━━ Data extract ━━

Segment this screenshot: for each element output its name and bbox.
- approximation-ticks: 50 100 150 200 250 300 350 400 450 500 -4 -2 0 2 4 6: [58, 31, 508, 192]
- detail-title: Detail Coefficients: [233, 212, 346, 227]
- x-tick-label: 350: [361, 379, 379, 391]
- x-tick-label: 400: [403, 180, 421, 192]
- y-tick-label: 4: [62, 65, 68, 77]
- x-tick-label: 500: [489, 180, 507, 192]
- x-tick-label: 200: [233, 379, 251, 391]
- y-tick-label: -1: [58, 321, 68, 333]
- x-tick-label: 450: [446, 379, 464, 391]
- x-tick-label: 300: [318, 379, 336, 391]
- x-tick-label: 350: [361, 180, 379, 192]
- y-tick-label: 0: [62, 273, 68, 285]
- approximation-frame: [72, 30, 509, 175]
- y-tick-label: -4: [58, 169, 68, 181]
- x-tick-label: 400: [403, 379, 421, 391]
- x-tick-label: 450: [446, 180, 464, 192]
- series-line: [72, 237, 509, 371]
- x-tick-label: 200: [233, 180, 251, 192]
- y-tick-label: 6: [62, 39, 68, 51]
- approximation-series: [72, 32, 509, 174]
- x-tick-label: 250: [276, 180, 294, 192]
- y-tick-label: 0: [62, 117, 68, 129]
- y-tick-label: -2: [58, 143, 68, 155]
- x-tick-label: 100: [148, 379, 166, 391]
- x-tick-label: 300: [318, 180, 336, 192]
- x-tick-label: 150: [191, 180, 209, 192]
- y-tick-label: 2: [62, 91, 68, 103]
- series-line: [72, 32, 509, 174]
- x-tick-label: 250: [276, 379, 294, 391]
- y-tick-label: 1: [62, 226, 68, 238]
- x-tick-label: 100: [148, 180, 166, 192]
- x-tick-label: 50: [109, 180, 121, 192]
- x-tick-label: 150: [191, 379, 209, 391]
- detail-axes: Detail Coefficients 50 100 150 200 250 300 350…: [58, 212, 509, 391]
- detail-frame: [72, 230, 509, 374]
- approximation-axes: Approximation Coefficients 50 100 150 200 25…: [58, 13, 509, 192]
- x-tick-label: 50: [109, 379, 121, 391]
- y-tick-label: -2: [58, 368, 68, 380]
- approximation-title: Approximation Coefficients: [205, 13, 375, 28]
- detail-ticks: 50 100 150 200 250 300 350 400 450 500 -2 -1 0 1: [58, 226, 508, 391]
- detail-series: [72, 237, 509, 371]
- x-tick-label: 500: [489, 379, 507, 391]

━━━

**What is asked**
Rename "x-tick-label" to "x-axis-label" everywhere in the data above and reproduce every line with all other text left unchanged.

**Response for this exercise**
Segment this screenshot: for each element output its name and bbox.
- approximation-ticks: 50 100 150 200 250 300 350 400 450 500 -4 -2 0 2 4 6: [58, 31, 508, 192]
- detail-title: Detail Coefficients: [233, 212, 346, 227]
- x-axis-label: 350: [361, 379, 379, 391]
- x-axis-label: 400: [403, 180, 421, 192]
- y-tick-label: 4: [62, 65, 68, 77]
- x-axis-label: 500: [489, 180, 507, 192]
- x-axis-label: 200: [233, 379, 251, 391]
- y-tick-label: -1: [58, 321, 68, 333]
- x-axis-label: 450: [446, 379, 464, 391]
- x-axis-label: 300: [318, 379, 336, 391]
- x-axis-label: 350: [361, 180, 379, 192]
- y-tick-label: 0: [62, 273, 68, 285]
- approximation-frame: [72, 30, 509, 175]
- y-tick-label: -4: [58, 169, 68, 181]
- x-axis-label: 400: [403, 379, 421, 391]
- x-axis-label: 450: [446, 180, 464, 192]
- series-line: [72, 237, 509, 371]
- x-axis-label: 200: [233, 180, 251, 192]
- y-tick-label: 6: [62, 39, 68, 51]
- approximation-series: [72, 32, 509, 174]
- x-axis-label: 250: [276, 180, 294, 192]
- y-tick-label: 0: [62, 117, 68, 129]
- y-tick-label: -2: [58, 143, 68, 155]
- x-axis-label: 100: [148, 379, 166, 391]
- x-axis-label: 300: [318, 180, 336, 192]
- x-axis-label: 150: [191, 180, 209, 192]
- y-tick-label: 2: [62, 91, 68, 103]
- series-line: [72, 32, 509, 174]
- x-axis-label: 250: [276, 379, 294, 391]
- y-tick-label: 1: [62, 226, 68, 238]
- x-axis-label: 100: [148, 180, 166, 192]
- x-axis-label: 50: [109, 180, 121, 192]
- x-axis-label: 150: [191, 379, 209, 391]
- detail-axes: Detail Coefficients 50 100 150 200 250 300 350…: [58, 212, 509, 391]
- detail-frame: [72, 230, 509, 374]
- approximation-axes: Approximation Coefficients 50 100 150 200 25…: [58, 13, 509, 192]
- x-axis-label: 50: [109, 379, 121, 391]
- y-tick-label: -2: [58, 368, 68, 380]
- approximation-title: Approximation Coefficients: [205, 13, 375, 28]
- detail-ticks: 50 100 150 200 250 300 350 400 450 500 -2 -1 0 1: [58, 226, 508, 391]
- detail-series: [72, 237, 509, 371]
- x-axis-label: 500: [489, 379, 507, 391]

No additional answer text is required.